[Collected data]
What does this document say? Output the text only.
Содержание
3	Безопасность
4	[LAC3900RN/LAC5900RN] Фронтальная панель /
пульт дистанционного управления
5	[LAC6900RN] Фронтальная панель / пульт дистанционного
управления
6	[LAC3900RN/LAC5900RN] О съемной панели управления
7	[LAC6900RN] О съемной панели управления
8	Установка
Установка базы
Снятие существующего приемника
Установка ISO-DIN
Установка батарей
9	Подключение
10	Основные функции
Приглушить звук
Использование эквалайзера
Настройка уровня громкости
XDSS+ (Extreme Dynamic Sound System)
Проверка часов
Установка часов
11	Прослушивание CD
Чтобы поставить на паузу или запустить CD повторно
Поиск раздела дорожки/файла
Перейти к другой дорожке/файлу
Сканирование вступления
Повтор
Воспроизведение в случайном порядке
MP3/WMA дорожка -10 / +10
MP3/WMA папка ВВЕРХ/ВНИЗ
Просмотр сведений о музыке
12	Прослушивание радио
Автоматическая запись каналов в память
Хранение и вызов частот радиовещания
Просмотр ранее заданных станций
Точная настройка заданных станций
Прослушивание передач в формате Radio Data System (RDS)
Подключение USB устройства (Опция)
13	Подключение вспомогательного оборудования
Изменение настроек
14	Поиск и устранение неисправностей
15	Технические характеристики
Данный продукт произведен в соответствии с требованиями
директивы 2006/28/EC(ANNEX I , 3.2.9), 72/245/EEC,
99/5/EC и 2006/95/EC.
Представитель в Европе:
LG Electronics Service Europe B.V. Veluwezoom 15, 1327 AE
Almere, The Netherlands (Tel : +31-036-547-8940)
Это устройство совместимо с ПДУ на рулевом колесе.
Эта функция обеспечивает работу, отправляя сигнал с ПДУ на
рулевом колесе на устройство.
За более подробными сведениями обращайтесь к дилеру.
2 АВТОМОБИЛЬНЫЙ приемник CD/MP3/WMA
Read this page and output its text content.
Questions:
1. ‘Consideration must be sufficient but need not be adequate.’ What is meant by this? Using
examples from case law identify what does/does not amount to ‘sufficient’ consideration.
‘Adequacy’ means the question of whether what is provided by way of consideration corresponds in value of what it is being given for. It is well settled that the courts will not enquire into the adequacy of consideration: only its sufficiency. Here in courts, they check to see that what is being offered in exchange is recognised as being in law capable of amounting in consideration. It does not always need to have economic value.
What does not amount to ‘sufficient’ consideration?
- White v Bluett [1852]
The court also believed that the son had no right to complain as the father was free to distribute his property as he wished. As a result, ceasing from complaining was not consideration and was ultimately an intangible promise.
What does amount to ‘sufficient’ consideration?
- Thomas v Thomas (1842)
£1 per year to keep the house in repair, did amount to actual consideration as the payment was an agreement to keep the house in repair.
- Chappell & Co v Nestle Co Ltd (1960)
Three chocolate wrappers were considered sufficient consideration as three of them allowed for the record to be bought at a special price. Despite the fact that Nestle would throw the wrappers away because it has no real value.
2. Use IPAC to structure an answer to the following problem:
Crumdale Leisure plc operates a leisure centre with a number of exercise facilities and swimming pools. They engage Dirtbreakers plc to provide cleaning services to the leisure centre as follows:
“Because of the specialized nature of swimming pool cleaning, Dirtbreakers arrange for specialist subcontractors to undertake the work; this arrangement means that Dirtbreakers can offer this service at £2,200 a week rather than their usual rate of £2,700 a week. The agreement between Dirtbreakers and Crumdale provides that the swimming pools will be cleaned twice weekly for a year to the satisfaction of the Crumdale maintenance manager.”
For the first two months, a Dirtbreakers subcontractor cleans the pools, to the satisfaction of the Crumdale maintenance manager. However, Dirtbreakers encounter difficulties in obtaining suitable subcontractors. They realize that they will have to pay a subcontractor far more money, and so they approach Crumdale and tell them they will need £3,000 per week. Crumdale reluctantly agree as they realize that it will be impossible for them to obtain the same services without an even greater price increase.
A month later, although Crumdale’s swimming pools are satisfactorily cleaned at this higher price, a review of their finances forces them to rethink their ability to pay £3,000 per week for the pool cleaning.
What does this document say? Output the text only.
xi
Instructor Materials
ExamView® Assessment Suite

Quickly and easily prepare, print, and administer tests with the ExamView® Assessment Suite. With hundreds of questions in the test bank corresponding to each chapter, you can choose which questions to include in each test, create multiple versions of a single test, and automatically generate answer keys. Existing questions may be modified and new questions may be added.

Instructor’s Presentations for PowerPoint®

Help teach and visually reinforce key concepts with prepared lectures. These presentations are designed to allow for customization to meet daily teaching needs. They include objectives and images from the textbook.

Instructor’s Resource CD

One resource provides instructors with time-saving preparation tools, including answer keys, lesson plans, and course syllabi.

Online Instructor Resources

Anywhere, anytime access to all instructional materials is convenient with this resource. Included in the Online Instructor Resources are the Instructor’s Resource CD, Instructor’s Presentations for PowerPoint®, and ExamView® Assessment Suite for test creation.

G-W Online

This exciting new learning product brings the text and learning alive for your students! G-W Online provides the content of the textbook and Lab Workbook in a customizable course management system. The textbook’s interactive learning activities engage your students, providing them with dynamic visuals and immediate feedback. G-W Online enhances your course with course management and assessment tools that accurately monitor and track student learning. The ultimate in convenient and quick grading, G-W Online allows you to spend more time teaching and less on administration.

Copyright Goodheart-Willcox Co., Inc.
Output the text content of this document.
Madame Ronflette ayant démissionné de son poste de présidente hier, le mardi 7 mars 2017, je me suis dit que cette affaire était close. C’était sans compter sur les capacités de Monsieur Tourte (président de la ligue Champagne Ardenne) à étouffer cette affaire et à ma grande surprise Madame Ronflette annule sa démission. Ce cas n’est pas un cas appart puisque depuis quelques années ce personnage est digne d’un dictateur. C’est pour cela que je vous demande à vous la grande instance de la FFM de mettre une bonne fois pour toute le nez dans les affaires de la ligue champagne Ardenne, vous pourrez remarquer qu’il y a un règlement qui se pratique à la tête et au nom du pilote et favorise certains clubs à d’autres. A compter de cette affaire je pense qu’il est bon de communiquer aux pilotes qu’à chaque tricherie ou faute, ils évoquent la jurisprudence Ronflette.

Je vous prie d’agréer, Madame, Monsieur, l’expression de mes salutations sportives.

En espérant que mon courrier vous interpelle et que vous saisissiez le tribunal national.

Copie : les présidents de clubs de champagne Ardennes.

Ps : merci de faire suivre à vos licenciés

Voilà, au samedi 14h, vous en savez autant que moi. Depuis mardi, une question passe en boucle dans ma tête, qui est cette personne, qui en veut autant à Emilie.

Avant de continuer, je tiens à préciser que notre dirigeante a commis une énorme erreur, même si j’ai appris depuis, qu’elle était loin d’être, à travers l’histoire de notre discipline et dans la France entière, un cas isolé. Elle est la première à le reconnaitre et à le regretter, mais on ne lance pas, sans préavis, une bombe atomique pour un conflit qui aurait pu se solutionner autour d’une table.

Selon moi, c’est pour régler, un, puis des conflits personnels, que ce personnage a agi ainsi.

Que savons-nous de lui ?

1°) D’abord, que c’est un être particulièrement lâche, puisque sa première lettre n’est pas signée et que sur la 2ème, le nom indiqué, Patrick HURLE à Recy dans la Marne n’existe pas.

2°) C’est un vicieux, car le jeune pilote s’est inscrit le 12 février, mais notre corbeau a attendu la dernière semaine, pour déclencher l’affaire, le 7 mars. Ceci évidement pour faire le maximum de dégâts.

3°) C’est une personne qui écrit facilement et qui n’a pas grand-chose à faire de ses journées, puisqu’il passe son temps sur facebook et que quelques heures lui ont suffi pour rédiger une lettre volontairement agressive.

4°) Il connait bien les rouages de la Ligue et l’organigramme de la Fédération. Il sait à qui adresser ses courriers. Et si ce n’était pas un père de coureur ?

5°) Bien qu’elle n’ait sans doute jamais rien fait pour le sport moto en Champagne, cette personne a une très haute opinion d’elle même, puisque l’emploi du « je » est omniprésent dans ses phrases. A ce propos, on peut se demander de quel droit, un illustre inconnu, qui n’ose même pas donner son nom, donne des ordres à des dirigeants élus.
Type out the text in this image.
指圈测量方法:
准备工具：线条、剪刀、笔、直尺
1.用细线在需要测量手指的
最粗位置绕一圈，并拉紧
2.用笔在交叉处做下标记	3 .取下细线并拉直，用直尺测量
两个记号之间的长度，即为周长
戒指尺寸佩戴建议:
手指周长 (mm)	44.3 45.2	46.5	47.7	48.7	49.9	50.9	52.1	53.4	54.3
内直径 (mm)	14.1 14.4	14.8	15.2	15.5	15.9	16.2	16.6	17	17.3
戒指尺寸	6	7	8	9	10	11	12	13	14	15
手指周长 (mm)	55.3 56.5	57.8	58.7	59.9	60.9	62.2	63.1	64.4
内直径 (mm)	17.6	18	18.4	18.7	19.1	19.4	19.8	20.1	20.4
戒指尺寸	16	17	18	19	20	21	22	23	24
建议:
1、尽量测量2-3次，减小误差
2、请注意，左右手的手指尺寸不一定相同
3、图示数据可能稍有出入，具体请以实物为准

SHORT EXERCISE - Report only the number of lines that hold the word "answer".

WRITTEN RESPONSE - 3